> Source records

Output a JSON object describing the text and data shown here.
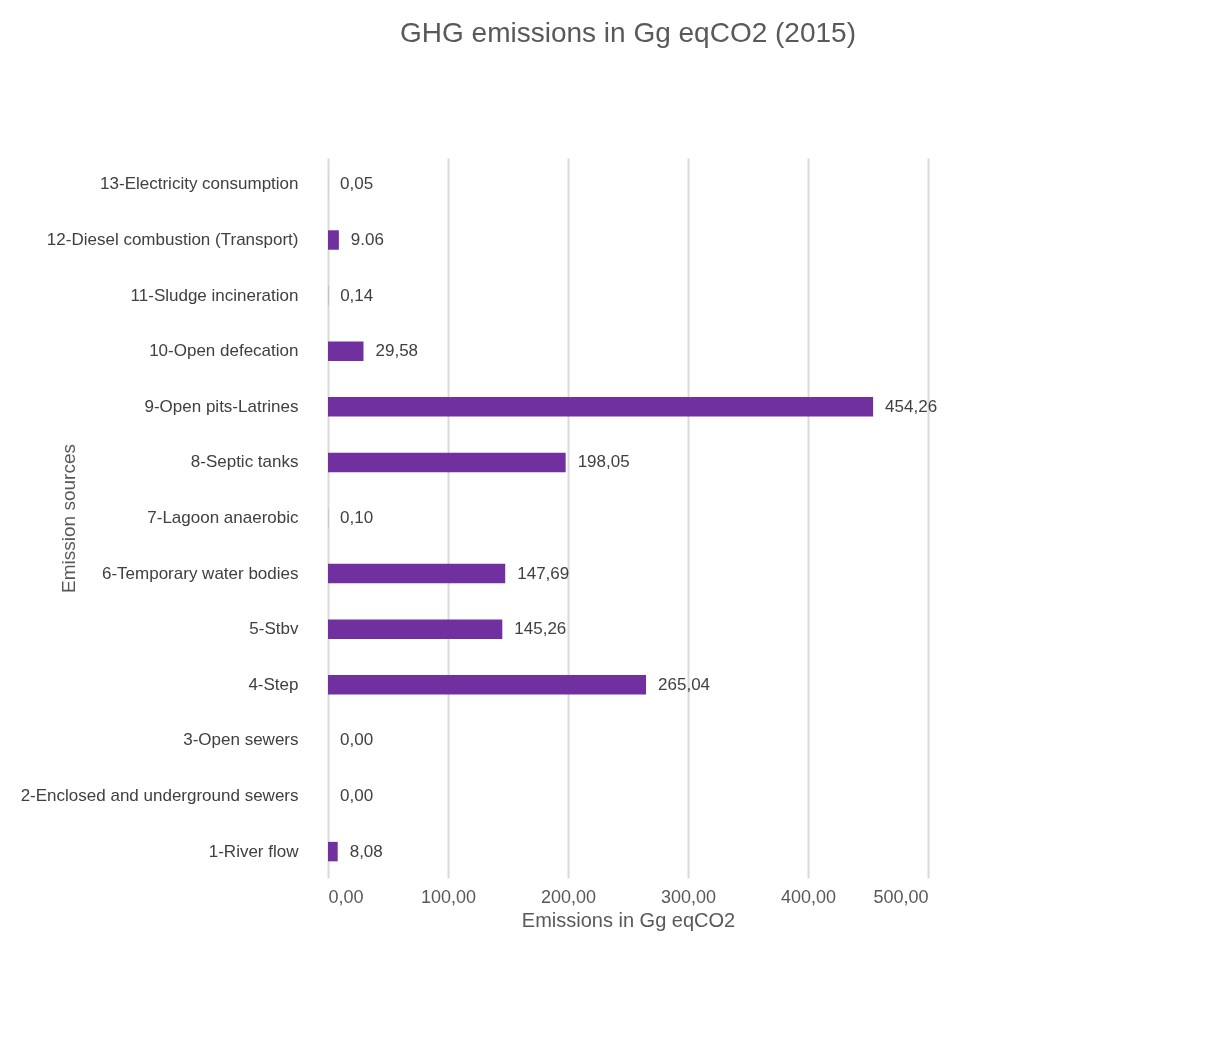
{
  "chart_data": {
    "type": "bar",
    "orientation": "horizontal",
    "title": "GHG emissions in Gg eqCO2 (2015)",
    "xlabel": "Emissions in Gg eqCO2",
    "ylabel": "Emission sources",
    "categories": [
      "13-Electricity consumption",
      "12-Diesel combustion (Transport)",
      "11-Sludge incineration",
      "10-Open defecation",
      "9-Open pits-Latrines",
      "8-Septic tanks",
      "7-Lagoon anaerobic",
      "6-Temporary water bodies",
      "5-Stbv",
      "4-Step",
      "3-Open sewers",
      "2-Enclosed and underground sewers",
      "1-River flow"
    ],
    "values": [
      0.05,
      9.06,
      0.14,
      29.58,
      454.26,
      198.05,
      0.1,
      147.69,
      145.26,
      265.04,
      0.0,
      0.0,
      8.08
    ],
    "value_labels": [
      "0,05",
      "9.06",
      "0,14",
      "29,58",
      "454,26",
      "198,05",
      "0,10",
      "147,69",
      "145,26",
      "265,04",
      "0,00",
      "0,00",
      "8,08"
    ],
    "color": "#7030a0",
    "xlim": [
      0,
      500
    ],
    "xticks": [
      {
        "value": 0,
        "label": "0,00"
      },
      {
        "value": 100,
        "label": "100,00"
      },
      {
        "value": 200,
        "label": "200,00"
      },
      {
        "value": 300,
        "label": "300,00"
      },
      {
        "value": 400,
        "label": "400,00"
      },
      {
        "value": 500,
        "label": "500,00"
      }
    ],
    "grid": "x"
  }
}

> What the task requires
Gather each line of the listing containing the word "sewers" and show it.

> Exercise response
      "3-Open sewers",
      "2-Enclosed and underground sewers",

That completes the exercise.